• **Instruction 1**: According to the article on the Canaries' Championship form, which two managers lost their jobs in the autumn, and in which months and years?
• **Instruction 2**: Render this sentence from the article on the Canaries' Championship form in Spanish: "And while current chief Glenn Roeder is under little or no immediate pressure to follow his immediate predecessors down the plank, something has yet to click this season."
• **Instruction 3**: Continue the article on the Canaries' Championship form from its final sentence.

• **Extracted text**:

══════

City midfielder Darel Russell today struggled to explain why the Canaries are where they are in that Championship table.
Ten games in and City are only two points better off than this time last year – a point in autumn time that has now accounted for two managers. Nigel Worthington in October 2006 and Peter Grant in October 2007.
And while current chief Glenn Roeder is under little or no immediate pressure to follow his immediate predecessors down the plank, something has yet to click this season.
For the Canaries, on paper, are clearly better than their current league position suggests; individually, man for man and player for player, there are head and shoulders a more competitive outfit than the team that stumbled to a truly wretched 1-0 defeat away at Queen's Park Rangers this time last year.
And yet defeat away at Bristol City in ten days time could see the Norfolk club slump back into the bottom three. This being the Championship, the flip-side is far more appealing – that success at Ashton Gate would, in every likelihood, leave the Canaries just a win and a bit away from the top six.

══════

• **Raw records**:
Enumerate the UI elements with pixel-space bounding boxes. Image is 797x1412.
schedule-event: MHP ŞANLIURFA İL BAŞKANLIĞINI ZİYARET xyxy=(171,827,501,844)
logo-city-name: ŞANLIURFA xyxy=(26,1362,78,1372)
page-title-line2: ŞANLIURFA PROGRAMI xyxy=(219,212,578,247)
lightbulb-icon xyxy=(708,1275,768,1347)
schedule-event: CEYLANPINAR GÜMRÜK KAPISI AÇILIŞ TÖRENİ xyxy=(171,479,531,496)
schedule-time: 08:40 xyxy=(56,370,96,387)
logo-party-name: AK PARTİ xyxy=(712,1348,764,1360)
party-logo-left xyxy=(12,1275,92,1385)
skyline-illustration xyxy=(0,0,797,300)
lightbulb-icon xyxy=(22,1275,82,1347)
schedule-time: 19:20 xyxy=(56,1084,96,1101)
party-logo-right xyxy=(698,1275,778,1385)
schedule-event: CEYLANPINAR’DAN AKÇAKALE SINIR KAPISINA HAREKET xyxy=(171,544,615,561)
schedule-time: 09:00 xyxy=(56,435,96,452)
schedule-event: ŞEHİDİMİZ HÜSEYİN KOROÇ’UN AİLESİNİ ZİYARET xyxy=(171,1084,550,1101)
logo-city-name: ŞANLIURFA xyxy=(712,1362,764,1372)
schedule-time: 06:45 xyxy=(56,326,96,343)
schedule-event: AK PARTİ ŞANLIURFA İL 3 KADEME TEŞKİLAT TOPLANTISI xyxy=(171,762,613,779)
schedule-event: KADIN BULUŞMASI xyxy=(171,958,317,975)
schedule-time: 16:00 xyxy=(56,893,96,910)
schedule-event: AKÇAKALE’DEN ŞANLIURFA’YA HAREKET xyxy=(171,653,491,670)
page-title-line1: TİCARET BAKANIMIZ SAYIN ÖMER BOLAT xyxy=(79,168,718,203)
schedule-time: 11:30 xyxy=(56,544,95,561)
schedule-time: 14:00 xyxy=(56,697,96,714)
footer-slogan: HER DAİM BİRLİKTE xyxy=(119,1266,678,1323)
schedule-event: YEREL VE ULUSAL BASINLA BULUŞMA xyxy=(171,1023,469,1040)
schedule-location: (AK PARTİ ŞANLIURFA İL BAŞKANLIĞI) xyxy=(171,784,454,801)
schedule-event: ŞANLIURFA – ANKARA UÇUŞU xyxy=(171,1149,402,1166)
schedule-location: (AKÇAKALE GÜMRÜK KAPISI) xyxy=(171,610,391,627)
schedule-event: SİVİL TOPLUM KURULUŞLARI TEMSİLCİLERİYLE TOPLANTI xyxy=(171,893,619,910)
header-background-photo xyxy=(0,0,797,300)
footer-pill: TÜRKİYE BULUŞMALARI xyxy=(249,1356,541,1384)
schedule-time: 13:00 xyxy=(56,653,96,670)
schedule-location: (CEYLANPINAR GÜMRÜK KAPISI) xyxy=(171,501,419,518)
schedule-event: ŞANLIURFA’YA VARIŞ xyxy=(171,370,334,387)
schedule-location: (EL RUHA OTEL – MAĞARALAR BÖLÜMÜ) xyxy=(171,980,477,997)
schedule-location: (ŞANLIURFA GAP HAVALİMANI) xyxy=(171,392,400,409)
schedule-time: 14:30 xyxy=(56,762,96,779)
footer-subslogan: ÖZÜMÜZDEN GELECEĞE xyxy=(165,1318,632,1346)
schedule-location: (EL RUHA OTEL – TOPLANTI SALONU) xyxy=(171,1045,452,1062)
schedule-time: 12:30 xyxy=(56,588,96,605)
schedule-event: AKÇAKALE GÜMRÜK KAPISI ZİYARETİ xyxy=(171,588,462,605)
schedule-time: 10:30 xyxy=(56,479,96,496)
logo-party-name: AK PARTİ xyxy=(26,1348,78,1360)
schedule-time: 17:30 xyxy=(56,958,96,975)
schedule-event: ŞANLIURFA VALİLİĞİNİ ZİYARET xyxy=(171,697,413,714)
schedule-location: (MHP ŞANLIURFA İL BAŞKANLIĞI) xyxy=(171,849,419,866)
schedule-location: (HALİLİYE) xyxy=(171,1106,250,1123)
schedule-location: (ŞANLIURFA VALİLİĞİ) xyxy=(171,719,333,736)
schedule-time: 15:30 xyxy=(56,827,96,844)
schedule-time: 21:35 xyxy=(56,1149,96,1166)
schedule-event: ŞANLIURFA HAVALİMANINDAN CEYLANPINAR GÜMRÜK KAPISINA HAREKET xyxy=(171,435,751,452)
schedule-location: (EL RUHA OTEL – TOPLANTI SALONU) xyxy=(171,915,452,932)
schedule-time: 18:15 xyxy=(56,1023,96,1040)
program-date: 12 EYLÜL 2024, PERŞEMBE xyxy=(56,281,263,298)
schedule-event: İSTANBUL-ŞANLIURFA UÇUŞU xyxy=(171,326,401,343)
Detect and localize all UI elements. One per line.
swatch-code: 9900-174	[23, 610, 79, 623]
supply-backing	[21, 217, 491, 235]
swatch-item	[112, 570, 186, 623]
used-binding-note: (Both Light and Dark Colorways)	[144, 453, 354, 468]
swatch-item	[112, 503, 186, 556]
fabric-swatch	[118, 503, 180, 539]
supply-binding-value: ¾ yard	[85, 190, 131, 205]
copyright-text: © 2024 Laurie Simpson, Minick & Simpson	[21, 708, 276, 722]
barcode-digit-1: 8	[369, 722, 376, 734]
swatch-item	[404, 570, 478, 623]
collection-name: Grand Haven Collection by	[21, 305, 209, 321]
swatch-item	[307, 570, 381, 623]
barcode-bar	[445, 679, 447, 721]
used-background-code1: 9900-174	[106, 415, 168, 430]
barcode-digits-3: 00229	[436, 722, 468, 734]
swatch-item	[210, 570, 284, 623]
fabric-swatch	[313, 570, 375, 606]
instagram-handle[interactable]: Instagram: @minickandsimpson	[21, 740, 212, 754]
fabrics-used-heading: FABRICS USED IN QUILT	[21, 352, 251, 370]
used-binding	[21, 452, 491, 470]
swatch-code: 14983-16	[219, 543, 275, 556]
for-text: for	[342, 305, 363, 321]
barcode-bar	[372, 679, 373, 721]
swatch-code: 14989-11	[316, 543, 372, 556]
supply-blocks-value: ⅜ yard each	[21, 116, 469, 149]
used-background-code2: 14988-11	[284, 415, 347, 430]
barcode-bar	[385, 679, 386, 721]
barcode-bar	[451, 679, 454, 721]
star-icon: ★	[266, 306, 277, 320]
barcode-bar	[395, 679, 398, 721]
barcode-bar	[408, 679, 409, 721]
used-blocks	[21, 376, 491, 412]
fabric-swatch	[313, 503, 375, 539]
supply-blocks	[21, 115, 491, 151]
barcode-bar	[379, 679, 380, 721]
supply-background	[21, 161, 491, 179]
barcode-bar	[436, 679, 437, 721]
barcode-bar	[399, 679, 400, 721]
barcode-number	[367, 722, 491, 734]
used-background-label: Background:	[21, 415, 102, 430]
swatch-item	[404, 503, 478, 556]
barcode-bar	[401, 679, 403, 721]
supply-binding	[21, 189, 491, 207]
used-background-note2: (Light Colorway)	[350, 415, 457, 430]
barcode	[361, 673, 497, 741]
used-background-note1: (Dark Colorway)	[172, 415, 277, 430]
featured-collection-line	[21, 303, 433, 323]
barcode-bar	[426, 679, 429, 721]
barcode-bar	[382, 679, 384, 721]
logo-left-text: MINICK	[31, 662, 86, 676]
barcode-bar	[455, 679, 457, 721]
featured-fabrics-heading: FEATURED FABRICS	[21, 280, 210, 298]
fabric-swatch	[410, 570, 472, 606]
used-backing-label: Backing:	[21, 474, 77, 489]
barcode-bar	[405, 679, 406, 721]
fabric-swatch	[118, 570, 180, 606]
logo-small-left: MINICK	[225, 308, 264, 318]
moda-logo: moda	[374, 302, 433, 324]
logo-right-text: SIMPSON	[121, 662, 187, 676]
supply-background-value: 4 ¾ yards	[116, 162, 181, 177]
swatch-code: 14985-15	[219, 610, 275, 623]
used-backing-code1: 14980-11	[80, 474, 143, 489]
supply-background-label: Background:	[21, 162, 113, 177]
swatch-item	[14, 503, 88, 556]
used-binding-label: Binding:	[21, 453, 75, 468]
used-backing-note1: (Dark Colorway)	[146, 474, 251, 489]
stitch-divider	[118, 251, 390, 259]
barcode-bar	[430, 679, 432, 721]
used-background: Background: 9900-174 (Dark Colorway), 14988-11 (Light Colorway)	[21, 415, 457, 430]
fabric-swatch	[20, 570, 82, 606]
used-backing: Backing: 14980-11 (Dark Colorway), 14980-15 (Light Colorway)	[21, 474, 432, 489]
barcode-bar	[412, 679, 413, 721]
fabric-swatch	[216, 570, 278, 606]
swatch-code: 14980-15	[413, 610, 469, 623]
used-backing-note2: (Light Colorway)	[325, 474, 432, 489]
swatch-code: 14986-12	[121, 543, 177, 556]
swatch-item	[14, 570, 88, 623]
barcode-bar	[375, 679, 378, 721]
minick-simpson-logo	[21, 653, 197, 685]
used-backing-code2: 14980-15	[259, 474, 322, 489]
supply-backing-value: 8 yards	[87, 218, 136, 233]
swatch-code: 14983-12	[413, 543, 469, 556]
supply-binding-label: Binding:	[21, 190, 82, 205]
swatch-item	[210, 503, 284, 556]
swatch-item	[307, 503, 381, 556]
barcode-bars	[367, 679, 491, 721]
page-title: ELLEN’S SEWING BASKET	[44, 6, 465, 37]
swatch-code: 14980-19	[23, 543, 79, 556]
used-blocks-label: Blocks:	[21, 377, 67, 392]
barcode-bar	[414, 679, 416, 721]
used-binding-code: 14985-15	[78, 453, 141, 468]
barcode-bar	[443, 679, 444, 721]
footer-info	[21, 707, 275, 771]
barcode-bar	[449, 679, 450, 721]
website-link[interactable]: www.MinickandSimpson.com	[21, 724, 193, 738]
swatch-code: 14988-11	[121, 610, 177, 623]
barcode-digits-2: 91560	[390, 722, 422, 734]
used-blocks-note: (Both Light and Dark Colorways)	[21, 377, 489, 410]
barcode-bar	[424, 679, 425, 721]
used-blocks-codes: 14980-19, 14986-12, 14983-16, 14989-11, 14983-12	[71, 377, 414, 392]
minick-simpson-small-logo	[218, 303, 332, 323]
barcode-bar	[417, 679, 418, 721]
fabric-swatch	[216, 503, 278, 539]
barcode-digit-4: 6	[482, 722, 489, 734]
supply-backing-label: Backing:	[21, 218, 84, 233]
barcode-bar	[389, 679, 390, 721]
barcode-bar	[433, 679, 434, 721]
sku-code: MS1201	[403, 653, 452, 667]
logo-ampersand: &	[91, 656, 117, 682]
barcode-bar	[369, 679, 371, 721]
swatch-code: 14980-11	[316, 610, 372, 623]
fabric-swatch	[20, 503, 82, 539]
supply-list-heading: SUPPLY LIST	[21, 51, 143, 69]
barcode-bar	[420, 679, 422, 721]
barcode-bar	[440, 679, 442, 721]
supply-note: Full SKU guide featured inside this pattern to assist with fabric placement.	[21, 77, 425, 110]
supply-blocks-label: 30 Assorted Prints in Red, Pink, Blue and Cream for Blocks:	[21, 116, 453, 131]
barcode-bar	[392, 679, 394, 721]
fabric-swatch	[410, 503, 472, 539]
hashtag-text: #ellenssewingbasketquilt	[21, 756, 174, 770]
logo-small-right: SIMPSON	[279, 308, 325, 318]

══════

• **Expected output 1**: Nigel Worthington in October 2006 and Peter Grant in October 2007.

• **Expected output 2**: Y aunque el actual técnico, Glenn Roeder, apenas está sometido a presión inmediata, o a ninguna, para seguir el mismo camino que sus inmediatos predecesores, algo todavía no ha terminado de encajar esta temporada.

• **Expected output 3**:
With early league leaders Wolves booked in for a game at Carrow Road on the following Tuesday night, the mood of the faithful could yet turn quite swiftly.
For now, however, an anxious puzzlement would be the polite way of describing Norwich's sluggish start to the new campaign.
“As I said after the game on Saturday, I can't put my finger on it to be honest with you,” said this weekend's City skipper, after the Canaries managed to lose a home game against ten men for the second time this season.
“It's gutting the result we had at the weekend,” added Russell, who celebrates his 28th birthday later this month. “And the way we lost it as well – and after working so hard to get ourselves back in it.”
The obvious Achilles heel is the all-too traditional one – City's chronic lack of goals. They have mustered just eight thus far this season. Only Doncaster Roers have scored fewer.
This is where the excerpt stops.